**** Input material
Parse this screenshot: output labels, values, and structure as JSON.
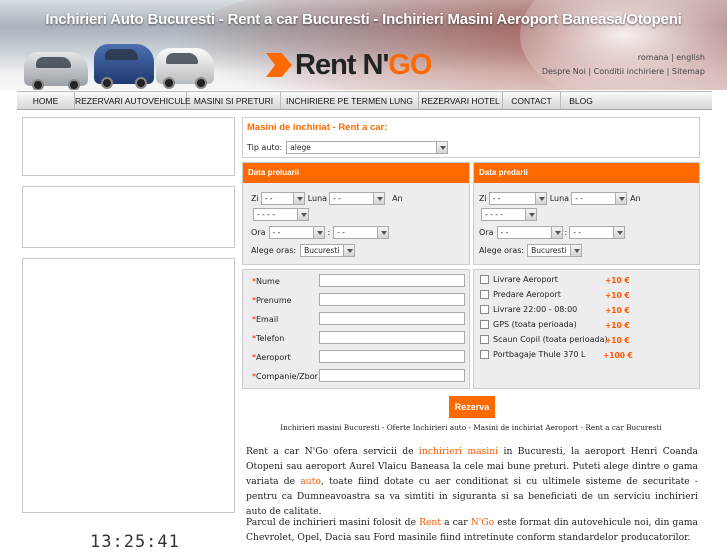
{
  "header": {
    "title": "Inchirieri Auto Bucuresti - Rent a car Bucuresti - Inchirieri Masini Aeroport Baneasa/Otopeni",
    "logo_main": "Rent N'",
    "logo_accent": "GO",
    "lang_ro": "romana",
    "lang_en": "english",
    "link_about": "Despre Noi",
    "link_conditions": "Conditii inchiriere",
    "link_sitemap": "Sitemap"
  },
  "nav": {
    "items": [
      "HOME",
      "REZERVARI AUTOVEHICULE",
      "MASINI SI PRETURI",
      "INCHIRIERE PE TERMEN LUNG",
      "REZERVARI HOTEL",
      "CONTACT",
      "BLOG"
    ]
  },
  "clock": "13:25:41",
  "form": {
    "title": "Masini de inchiriat - Rent a car:",
    "tip_label": "Tip auto:",
    "tip_value": "alege",
    "pickup": {
      "heading": "Data preluarii",
      "zi_label": "Zi",
      "luna_label": "Luna",
      "an_label": "An",
      "ora_label": "Ora",
      "day_value": "- -",
      "month_value": "- -",
      "year_value": "- - - -",
      "hour_value": "- -",
      "minute_value": "- -",
      "colon": ":",
      "city_label": "Alege oras:",
      "city_value": "Bucuresti"
    },
    "dropoff": {
      "heading": "Data predarii",
      "zi_label": "Zi",
      "luna_label": "Luna",
      "an_label": "An",
      "ora_label": "Ora",
      "day_value": "- -",
      "month_value": "- -",
      "year_value": "- - - -",
      "hour_value": "- -",
      "minute_value": "- -",
      "colon": ":",
      "city_label": "Alege oras:",
      "city_value": "Bucuresti"
    },
    "contact_fields": [
      {
        "label": "Nume"
      },
      {
        "label": "Prenume"
      },
      {
        "label": "Email"
      },
      {
        "label": "Telefon"
      },
      {
        "label": "Aeroport"
      },
      {
        "label": "Companie/Zbor"
      }
    ],
    "extras": [
      {
        "label": "Livrare Aeroport",
        "price": "+10 €"
      },
      {
        "label": "Predare Aeroport",
        "price": "+10 €"
      },
      {
        "label": "Livrare 22:00 - 08:00",
        "price": "+10 €"
      },
      {
        "label": "GPS (toata perioada)",
        "price": "+10 €"
      },
      {
        "label": "Scaun Copil (toata perioada)",
        "price": "+10 €"
      },
      {
        "label": "Portbagaje Thule 370 L",
        "price": "+100 €"
      }
    ],
    "submit_label": "Rezerva"
  },
  "content": {
    "sub_links": "Inchirieri masini Bucuresti - Oferte Inchirieri auto - Masini de inchiriat Aeroport - Rent a car Bucuresti",
    "p1": {
      "t1": "Rent a car N'Go ofera servicii de ",
      "link1": "inchirieri masini",
      "t2": " in Bucuresti, la aeroport Henri Coanda Otopeni sau aeroport Aurel Vlaicu Baneasa la cele mai bune preturi. Puteti alege dintre o gama variata de ",
      "link2": "auto",
      "t3": ", toate fiind dotate cu aer conditionat si cu ultimele sisteme de securitate - pentru ca Dumneavoastra sa va simtiti in siguranta si sa beneficiati de un serviciu inchirieri auto de calitate."
    },
    "p2": {
      "t1": "Parcul de inchirieri masini folosit de ",
      "link1": "Rent",
      "t2": " a car ",
      "link2": "N'Go",
      "t3": " este format din autovehicule noi, din gama Chevrolet, Opel, Dacia sau Ford masinile fiind intretinute conform standardelor producatorilor."
    }
  },
  "colors": {
    "accent": "#ff6a00",
    "link": "#ff5500"
  }
}
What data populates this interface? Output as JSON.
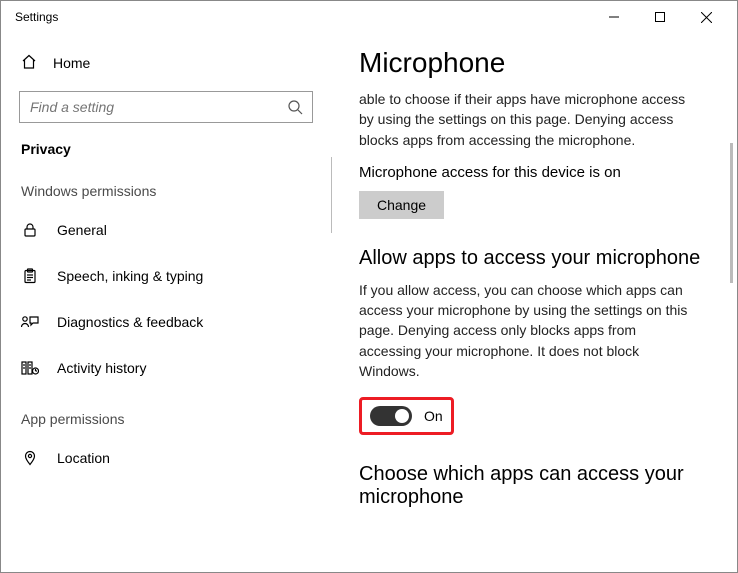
{
  "window": {
    "title": "Settings"
  },
  "sidebar": {
    "home_label": "Home",
    "search_placeholder": "Find a setting",
    "active_section": "Privacy",
    "group1_label": "Windows permissions",
    "items1": [
      {
        "label": "General"
      },
      {
        "label": "Speech, inking & typing"
      },
      {
        "label": "Diagnostics & feedback"
      },
      {
        "label": "Activity history"
      }
    ],
    "group2_label": "App permissions",
    "items2": [
      {
        "label": "Location"
      }
    ]
  },
  "content": {
    "title": "Microphone",
    "intro": "able to choose if their apps have microphone access by using the settings on this page. Denying access blocks apps from accessing the microphone.",
    "access_status": "Microphone access for this device is on",
    "change_label": "Change",
    "allow_heading": "Allow apps to access your microphone",
    "allow_desc": "If you allow access, you can choose which apps can access your microphone by using the settings on this page. Denying access only blocks apps from accessing your microphone. It does not block Windows.",
    "toggle_state_label": "On",
    "choose_heading": "Choose which apps can access your microphone"
  }
}
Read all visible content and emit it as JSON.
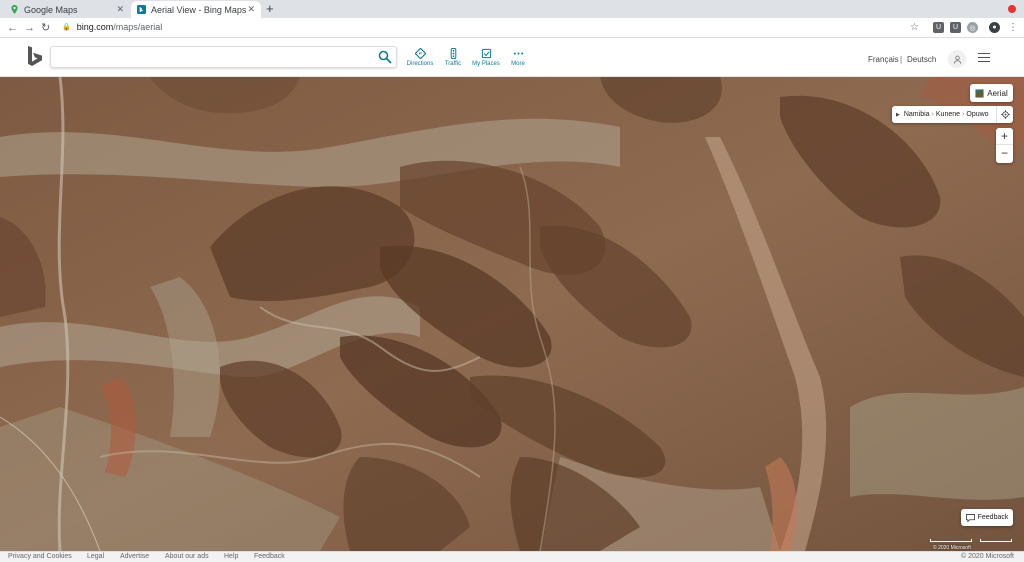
{
  "browser": {
    "tabs": [
      {
        "title": "Google Maps",
        "active": false
      },
      {
        "title": "Aerial View - Bing Maps",
        "active": true
      }
    ],
    "new_tab": "+",
    "url_host": "bing.com",
    "url_path": "/maps/aerial"
  },
  "header": {
    "search_value": "",
    "tools": [
      {
        "label": "Directions",
        "icon": "directions-icon"
      },
      {
        "label": "Traffic",
        "icon": "traffic-icon"
      },
      {
        "label": "My Places",
        "icon": "my-places-icon"
      },
      {
        "label": "More",
        "icon": "more-icon"
      }
    ],
    "languages": [
      "Français",
      "Deutsch"
    ],
    "lang_separator": "|"
  },
  "map": {
    "style_button": "Aerial",
    "breadcrumb": [
      "Namibia",
      "Kunene",
      "Opuwo"
    ],
    "breadcrumb_sep": "›",
    "zoom_in": "+",
    "zoom_out": "−",
    "feedback": "Feedback",
    "scale_labels": [
      "",
      ""
    ],
    "copyright": "© 2020 Microsoft"
  },
  "footer": {
    "links": [
      "Privacy and Cookies",
      "Legal",
      "Advertise",
      "About our ads",
      "Help",
      "Feedback"
    ],
    "copyright": "© 2020 Microsoft"
  },
  "colors": {
    "bing_teal": "#0f7b9c",
    "terrain_brown": "#8b6448",
    "ridge_dark": "#5a3a26",
    "wash_light": "#b8ad9c"
  }
}
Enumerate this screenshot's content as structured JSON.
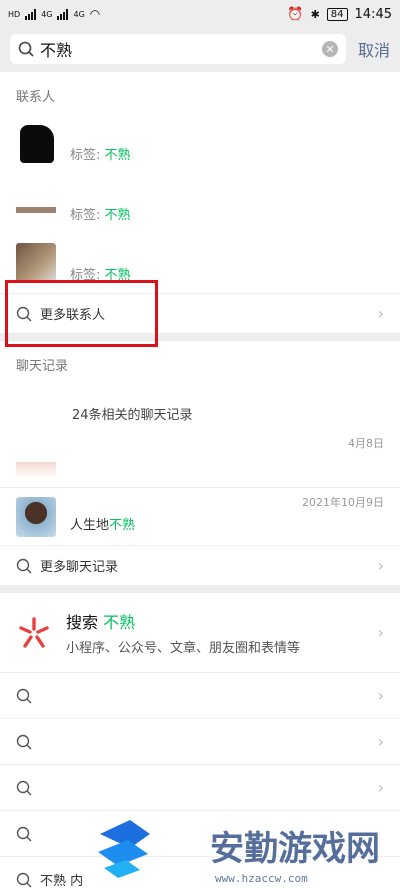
{
  "status": {
    "left": "HD",
    "net1": "4G",
    "net2": "4G",
    "battery": "84",
    "time": "14:45"
  },
  "search": {
    "value": "不熟",
    "cancel": "取消"
  },
  "contacts": {
    "title": "联系人",
    "tag_prefix": "标签: ",
    "items": [
      {
        "tag": "不熟"
      },
      {
        "tag": "不熟"
      },
      {
        "tag": "不熟"
      }
    ],
    "more": "更多联系人"
  },
  "chats": {
    "title": "聊天记录",
    "summary": "24条相关的聊天记录",
    "items": [
      {
        "date": "4月8日",
        "text": ""
      },
      {
        "date": "2021年10月9日",
        "text_prefix": "人生地",
        "text_hl": "不熟"
      }
    ],
    "more": "更多聊天记录"
  },
  "web": {
    "title_prefix": "搜索 ",
    "title_hl": "不熟",
    "subtitle": "小程序、公众号、文章、朋友圈和表情等"
  },
  "suggestions": [
    {
      "text": ""
    },
    {
      "text": ""
    },
    {
      "text": ""
    },
    {
      "text": ""
    },
    {
      "text": "不熟 内"
    }
  ],
  "watermark": {
    "text": "安勤游戏网",
    "url": "www.hzaccw.com"
  },
  "colors": {
    "accent": "#07c160",
    "link": "#576b95",
    "highlight_box": "#d8121a",
    "web_icon": "#e64340"
  }
}
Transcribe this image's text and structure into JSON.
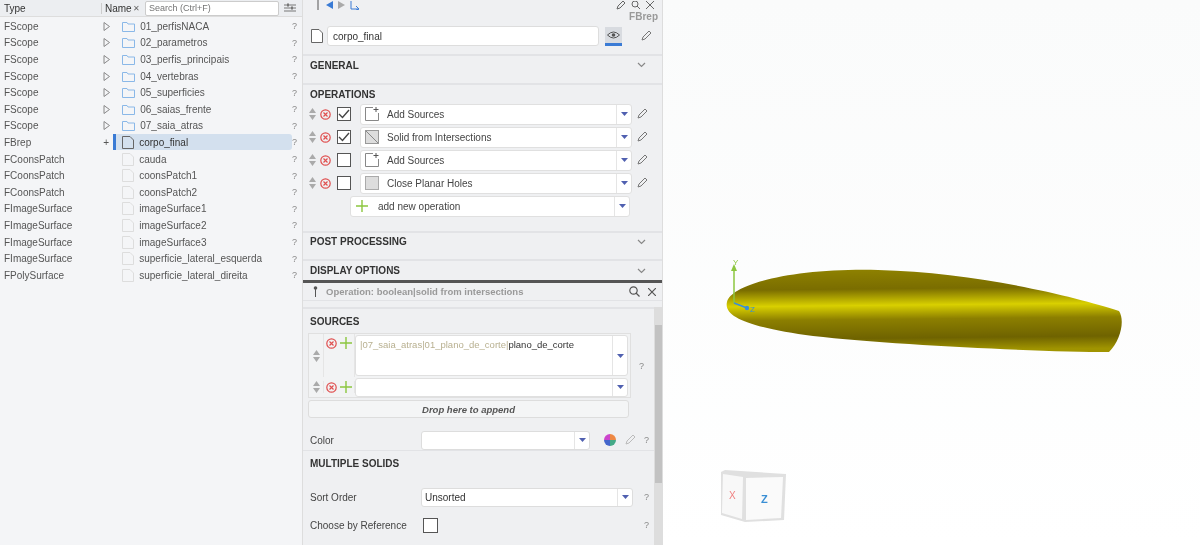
{
  "tree": {
    "columns": [
      "Type",
      "Name"
    ],
    "search": {
      "placeholder": "Search (Ctrl+F)",
      "clear": "✕"
    },
    "rows": [
      {
        "type": "FScope",
        "name": "01_perfisNACA",
        "kind": "folder",
        "expanded": false,
        "selected": false,
        "help": "?"
      },
      {
        "type": "FScope",
        "name": "02_parametros",
        "kind": "folder",
        "expanded": false,
        "selected": false,
        "help": "?"
      },
      {
        "type": "FScope",
        "name": "03_perfis_principais",
        "kind": "folder",
        "expanded": false,
        "selected": false,
        "help": "?"
      },
      {
        "type": "FScope",
        "name": "04_vertebras",
        "kind": "folder",
        "expanded": false,
        "selected": false,
        "help": "?"
      },
      {
        "type": "FScope",
        "name": "05_superficies",
        "kind": "folder",
        "expanded": false,
        "selected": false,
        "help": "?"
      },
      {
        "type": "FScope",
        "name": "06_saias_frente",
        "kind": "folder",
        "expanded": false,
        "selected": false,
        "help": "?"
      },
      {
        "type": "FScope",
        "name": "07_saia_atras",
        "kind": "folder",
        "expanded": false,
        "selected": false,
        "help": "?"
      },
      {
        "type": "FBrep",
        "name": "corpo_final",
        "kind": "brep",
        "marker": "+",
        "selected": true,
        "help": "?"
      },
      {
        "type": "FCoonsPatch",
        "name": "cauda",
        "kind": "object",
        "selected": false,
        "help": "?"
      },
      {
        "type": "FCoonsPatch",
        "name": "coonsPatch1",
        "kind": "object",
        "selected": false,
        "help": "?"
      },
      {
        "type": "FCoonsPatch",
        "name": "coonsPatch2",
        "kind": "object",
        "selected": false,
        "help": "?"
      },
      {
        "type": "FImageSurface",
        "name": "imageSurface1",
        "kind": "object",
        "selected": false,
        "help": "?"
      },
      {
        "type": "FImageSurface",
        "name": "imageSurface2",
        "kind": "object",
        "selected": false,
        "help": "?"
      },
      {
        "type": "FImageSurface",
        "name": "imageSurface3",
        "kind": "object",
        "selected": false,
        "help": "?"
      },
      {
        "type": "FImageSurface",
        "name": "superficie_lateral_esquerda",
        "kind": "object",
        "selected": false,
        "help": "?"
      },
      {
        "type": "FPolySurface",
        "name": "superficie_lateral_direita",
        "kind": "object",
        "selected": false,
        "help": "?"
      }
    ]
  },
  "editor": {
    "type_label": "FBrep",
    "name": "corpo_final",
    "visible": true,
    "general": {
      "title": "GENERAL"
    },
    "operations": {
      "title": "OPERATIONS",
      "add_label": "add new operation",
      "items": [
        {
          "label": "Add Sources",
          "kind": "sources",
          "checked": true
        },
        {
          "label": "Solid from Intersections",
          "kind": "intersection",
          "checked": true
        },
        {
          "label": "Add Sources",
          "kind": "sources",
          "checked": false
        },
        {
          "label": "Close Planar Holes",
          "kind": "holes",
          "checked": false
        }
      ]
    },
    "post_processing": {
      "title": "POST PROCESSING"
    },
    "display_options": {
      "title": "DISPLAY OPTIONS"
    }
  },
  "inspector": {
    "title": "Operation: boolean|solid from intersections",
    "sources": {
      "title": "SOURCES",
      "help": "?",
      "drop_hint": "Drop here to append",
      "items": [
        {
          "kind": "link",
          "path": "|07_saia_atras|01_plano_de_corte|",
          "leaf": "plano_de_corte"
        },
        {
          "kind": "empty"
        }
      ]
    },
    "color": {
      "label": "Color",
      "help": "?"
    },
    "multiple_solids": {
      "title": "MULTIPLE SOLIDS",
      "sort_order": {
        "label": "Sort Order",
        "value": "Unsorted",
        "help": "?"
      },
      "choose_by_reference": {
        "label": "Choose by Reference",
        "checked": false,
        "help": "?"
      }
    }
  },
  "viewport": {
    "axes": [
      "Y",
      "Z"
    ],
    "cube_faces": [
      "X",
      "Z"
    ]
  }
}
********
• Directive
Pick out the lines that include the word "REZERVARI" and write them out.

• Task output
      "REZERVARI AUTOVEHICULE",
      "REZERVARI HOTEL",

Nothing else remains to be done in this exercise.